EXTRACTED MATERIAL

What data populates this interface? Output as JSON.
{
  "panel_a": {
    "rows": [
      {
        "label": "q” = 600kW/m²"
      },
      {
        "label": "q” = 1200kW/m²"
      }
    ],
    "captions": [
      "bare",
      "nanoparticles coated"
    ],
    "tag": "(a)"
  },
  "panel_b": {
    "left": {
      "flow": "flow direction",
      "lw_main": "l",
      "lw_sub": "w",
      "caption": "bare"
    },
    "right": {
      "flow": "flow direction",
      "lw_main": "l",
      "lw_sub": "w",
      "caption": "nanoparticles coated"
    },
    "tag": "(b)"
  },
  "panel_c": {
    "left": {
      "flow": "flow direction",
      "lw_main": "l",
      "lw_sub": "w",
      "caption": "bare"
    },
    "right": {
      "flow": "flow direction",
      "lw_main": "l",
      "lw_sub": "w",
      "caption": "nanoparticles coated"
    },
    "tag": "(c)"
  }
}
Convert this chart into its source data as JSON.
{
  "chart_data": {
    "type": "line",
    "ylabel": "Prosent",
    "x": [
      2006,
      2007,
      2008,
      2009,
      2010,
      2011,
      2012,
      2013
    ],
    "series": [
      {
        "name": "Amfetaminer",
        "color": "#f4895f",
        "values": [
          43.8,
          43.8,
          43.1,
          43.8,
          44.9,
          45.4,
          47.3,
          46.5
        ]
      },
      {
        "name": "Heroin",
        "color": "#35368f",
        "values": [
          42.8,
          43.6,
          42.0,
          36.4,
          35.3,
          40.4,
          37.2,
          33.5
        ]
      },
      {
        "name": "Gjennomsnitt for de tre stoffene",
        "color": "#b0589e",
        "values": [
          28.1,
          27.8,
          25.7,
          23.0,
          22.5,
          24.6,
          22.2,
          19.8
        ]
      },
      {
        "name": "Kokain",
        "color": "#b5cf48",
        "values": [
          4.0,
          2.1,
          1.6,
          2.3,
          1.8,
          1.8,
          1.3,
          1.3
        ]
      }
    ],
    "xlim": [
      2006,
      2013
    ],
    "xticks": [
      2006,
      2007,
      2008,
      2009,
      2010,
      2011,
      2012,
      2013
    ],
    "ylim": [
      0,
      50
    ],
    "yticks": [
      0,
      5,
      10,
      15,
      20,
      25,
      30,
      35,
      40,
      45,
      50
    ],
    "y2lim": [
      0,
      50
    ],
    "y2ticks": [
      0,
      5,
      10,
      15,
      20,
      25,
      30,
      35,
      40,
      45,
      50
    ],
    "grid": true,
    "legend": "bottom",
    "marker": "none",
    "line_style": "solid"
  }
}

TASK TO CARRY OUT
Repeat each of the entries above precisely as given.

SOLUTION BELOW
What data populates this interface? Output as JSON.
{
  "panel_a": {
    "rows": [
      {
        "label": "q” = 600kW/m²"
      },
      {
        "label": "q” = 1200kW/m²"
      }
    ],
    "captions": [
      "bare",
      "nanoparticles coated"
    ],
    "tag": "(a)"
  },
  "panel_b": {
    "left": {
      "flow": "flow direction",
      "lw_main": "l",
      "lw_sub": "w",
      "caption": "bare"
    },
    "right": {
      "flow": "flow direction",
      "lw_main": "l",
      "lw_sub": "w",
      "caption": "nanoparticles coated"
    },
    "tag": "(b)"
  },
  "panel_c": {
    "left": {
      "flow": "flow direction",
      "lw_main": "l",
      "lw_sub": "w",
      "caption": "bare"
    },
    "right": {
      "flow": "flow direction",
      "lw_main": "l",
      "lw_sub": "w",
      "caption": "nanoparticles coated"
    },
    "tag": "(c)"
  }
}
Convert this chart into its source data as JSON.
{
  "chart_data": {
    "type": "line",
    "ylabel": "Prosent",
    "x": [
      2006,
      2007,
      2008,
      2009,
      2010,
      2011,
      2012,
      2013
    ],
    "series": [
      {
        "name": "Amfetaminer",
        "color": "#f4895f",
        "values": [
          43.8,
          43.8,
          43.1,
          43.8,
          44.9,
          45.4,
          47.3,
          46.5
        ]
      },
      {
        "name": "Heroin",
        "color": "#35368f",
        "values": [
          42.8,
          43.6,
          42.0,
          36.4,
          35.3,
          40.4,
          37.2,
          33.5
        ]
      },
      {
        "name": "Gjennomsnitt for de tre stoffene",
        "color": "#b0589e",
        "values": [
          28.1,
          27.8,
          25.7,
          23.0,
          22.5,
          24.6,
          22.2,
          19.8
        ]
      },
      {
        "name": "Kokain",
        "color": "#b5cf48",
        "values": [
          4.0,
          2.1,
          1.6,
          2.3,
          1.8,
          1.8,
          1.3,
          1.3
        ]
      }
    ],
    "xlim": [
      2006,
      2013
    ],
    "xticks": [
      2006,
      2007,
      2008,
      2009,
      2010,
      2011,
      2012,
      2013
    ],
    "ylim": [
      0,
      50
    ],
    "yticks": [
      0,
      5,
      10,
      15,
      20,
      25,
      30,
      35,
      40,
      45,
      50
    ],
    "y2lim": [
      0,
      50
    ],
    "y2ticks": [
      0,
      5,
      10,
      15,
      20,
      25,
      30,
      35,
      40,
      45,
      50
    ],
    "grid": true,
    "legend": "bottom",
    "marker": "none",
    "line_style": "solid"
  }
}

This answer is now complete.